Requirements :: Lines containing the word "document" are to be located and copied.

Supplied material ::
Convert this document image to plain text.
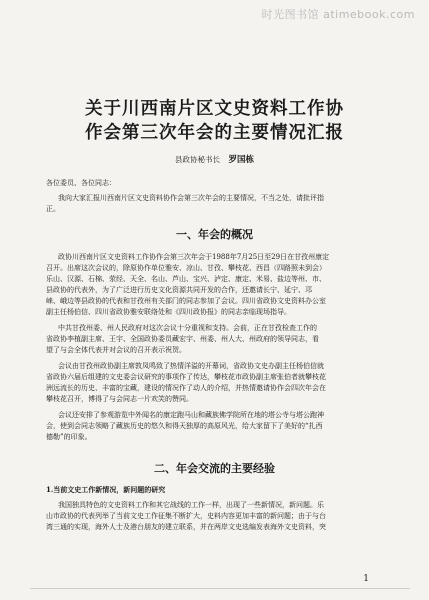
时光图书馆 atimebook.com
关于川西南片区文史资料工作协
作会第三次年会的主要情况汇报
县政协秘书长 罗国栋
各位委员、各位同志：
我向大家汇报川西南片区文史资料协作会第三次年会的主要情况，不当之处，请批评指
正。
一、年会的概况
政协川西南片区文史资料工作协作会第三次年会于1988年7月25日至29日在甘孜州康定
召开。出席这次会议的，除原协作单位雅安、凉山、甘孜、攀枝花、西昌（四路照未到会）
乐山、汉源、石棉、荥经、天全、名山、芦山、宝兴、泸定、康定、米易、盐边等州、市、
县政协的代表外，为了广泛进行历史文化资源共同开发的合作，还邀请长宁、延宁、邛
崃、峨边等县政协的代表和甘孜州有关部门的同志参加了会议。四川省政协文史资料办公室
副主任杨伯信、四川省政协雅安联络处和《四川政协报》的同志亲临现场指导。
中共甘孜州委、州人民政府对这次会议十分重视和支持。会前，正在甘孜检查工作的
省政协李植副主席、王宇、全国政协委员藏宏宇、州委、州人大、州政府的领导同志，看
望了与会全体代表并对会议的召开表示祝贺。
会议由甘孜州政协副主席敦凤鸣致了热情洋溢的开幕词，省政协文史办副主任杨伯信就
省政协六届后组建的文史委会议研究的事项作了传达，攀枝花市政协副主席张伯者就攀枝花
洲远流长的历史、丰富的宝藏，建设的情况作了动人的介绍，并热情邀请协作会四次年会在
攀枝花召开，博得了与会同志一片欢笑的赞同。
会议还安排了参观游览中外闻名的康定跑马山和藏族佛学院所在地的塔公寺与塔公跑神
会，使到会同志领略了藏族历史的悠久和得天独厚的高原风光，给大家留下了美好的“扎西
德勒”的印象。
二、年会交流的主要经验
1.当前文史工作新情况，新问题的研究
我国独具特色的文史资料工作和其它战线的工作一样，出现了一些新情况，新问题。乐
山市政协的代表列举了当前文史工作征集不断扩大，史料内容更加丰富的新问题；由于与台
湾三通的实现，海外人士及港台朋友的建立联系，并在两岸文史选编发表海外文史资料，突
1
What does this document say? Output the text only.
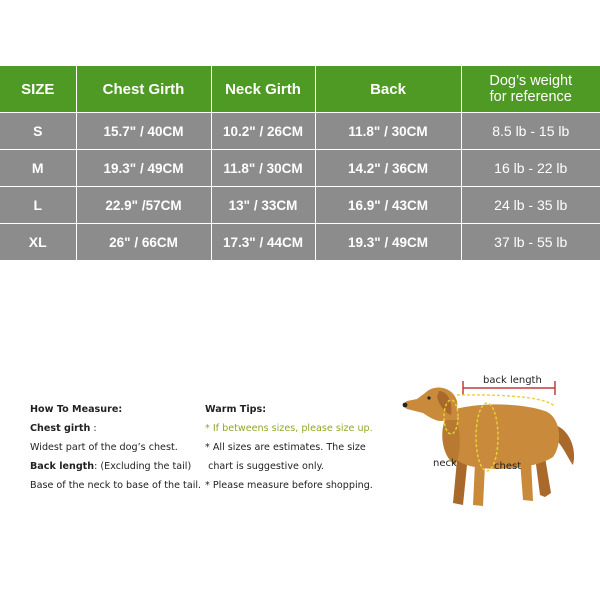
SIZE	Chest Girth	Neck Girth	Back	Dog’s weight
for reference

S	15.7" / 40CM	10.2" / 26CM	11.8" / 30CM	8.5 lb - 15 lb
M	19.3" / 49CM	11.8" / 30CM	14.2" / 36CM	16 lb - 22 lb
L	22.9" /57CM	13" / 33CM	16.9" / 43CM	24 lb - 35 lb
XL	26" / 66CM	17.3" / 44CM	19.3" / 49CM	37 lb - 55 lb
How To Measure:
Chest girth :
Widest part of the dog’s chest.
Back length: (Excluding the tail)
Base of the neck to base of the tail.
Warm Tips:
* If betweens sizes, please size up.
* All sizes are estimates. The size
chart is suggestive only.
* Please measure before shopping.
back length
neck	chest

Expected output ::
Convert this document image to plain text.
What does this document say? Output the text only.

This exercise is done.